*EXERCISE OBJECTIVE*.
From the listing below, pull out every line where the string "JSON" appears.

Extracted data entries

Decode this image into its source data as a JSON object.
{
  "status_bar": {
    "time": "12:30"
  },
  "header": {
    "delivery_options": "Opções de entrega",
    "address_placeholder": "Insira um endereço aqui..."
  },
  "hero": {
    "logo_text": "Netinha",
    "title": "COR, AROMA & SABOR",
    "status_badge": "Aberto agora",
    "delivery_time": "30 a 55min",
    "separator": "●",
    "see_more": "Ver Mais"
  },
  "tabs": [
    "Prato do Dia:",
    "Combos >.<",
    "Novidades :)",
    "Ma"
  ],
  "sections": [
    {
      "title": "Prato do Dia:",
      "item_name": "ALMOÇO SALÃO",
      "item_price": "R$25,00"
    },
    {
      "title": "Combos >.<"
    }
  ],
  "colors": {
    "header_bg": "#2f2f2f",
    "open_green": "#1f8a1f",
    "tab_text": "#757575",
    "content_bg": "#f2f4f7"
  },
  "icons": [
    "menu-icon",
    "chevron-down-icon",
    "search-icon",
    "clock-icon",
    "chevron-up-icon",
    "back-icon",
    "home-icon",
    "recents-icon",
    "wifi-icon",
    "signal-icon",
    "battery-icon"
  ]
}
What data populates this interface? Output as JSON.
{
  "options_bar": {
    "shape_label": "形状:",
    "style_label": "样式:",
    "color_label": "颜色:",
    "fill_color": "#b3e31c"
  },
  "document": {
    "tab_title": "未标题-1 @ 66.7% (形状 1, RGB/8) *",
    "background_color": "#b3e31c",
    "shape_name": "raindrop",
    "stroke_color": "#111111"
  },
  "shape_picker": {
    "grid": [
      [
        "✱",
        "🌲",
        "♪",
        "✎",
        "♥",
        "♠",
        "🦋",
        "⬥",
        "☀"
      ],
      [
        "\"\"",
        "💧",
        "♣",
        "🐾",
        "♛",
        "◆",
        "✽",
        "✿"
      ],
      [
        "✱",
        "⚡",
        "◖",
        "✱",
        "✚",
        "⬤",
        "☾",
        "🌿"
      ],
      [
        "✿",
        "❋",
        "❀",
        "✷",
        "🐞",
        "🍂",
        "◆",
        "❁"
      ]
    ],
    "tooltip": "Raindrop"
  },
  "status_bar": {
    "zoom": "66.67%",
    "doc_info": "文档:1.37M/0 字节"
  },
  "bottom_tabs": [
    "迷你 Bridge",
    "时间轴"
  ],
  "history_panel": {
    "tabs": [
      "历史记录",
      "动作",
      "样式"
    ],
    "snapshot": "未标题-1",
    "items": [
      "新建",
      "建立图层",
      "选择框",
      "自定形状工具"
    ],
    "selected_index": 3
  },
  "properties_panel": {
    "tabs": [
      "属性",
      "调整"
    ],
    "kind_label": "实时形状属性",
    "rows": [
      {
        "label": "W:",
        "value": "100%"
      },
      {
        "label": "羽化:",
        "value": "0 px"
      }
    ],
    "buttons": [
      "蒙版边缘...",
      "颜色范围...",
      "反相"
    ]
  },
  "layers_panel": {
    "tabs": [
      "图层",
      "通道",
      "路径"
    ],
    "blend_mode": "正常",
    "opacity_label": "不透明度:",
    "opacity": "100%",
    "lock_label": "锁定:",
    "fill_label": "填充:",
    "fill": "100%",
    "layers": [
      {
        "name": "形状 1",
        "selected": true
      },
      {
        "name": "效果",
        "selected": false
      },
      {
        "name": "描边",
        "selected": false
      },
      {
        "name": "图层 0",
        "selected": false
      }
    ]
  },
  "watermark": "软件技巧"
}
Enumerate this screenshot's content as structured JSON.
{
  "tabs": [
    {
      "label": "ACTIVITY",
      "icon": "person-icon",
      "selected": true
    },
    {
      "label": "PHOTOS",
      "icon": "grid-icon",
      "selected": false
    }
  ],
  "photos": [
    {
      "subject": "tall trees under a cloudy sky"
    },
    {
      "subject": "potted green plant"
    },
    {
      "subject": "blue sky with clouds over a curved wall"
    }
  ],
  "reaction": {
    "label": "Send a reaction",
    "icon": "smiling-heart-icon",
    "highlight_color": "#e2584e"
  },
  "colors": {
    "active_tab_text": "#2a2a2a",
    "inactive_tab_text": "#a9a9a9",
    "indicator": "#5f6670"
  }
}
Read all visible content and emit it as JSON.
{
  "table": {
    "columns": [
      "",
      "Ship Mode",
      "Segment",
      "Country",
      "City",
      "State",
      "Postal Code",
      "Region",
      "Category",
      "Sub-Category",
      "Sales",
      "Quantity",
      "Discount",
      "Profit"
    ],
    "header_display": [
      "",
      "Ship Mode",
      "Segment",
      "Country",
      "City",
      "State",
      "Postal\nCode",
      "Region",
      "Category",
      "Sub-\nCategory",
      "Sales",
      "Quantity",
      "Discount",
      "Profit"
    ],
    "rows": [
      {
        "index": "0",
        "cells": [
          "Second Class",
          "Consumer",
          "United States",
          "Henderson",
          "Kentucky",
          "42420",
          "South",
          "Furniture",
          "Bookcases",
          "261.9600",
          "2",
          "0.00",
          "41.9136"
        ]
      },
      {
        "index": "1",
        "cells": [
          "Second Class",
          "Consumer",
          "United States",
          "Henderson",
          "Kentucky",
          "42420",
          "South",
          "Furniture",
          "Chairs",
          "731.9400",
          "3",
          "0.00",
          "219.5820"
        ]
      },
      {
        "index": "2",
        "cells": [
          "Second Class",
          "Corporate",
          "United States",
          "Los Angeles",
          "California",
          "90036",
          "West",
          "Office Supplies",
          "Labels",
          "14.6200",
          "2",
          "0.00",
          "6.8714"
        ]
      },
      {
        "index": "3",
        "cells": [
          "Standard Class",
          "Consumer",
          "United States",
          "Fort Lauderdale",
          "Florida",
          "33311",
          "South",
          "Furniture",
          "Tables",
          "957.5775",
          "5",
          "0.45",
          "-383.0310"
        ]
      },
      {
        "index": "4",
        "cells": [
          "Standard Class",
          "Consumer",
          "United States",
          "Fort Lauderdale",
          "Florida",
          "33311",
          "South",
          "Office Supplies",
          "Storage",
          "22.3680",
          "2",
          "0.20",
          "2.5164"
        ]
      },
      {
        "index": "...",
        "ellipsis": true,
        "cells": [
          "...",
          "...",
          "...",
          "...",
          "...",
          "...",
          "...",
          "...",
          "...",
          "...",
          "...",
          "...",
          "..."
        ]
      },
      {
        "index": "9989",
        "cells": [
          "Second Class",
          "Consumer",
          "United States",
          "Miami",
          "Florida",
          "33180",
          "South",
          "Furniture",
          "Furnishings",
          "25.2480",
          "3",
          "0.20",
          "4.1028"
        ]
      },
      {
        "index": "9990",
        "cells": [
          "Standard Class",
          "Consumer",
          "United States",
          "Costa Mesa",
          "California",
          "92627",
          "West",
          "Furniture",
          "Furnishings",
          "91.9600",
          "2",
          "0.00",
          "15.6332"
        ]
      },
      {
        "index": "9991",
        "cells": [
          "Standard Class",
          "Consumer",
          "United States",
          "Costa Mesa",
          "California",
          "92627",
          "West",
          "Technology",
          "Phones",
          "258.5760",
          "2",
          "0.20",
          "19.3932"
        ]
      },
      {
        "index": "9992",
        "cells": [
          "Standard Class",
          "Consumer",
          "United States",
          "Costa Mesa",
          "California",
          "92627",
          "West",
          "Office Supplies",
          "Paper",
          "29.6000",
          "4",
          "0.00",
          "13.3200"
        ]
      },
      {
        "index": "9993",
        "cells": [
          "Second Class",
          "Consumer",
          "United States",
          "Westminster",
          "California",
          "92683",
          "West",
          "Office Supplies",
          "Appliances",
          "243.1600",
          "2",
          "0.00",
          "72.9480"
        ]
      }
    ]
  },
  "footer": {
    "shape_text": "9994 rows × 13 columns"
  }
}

*RESPONSE TO THIS EXERCISE*.
Decode this image into its source data as a JSON object.
What data populates this interface? Output as JSON.
Enumerate this screenshot's content as structured JSON.
Read all visible content and emit it as JSON.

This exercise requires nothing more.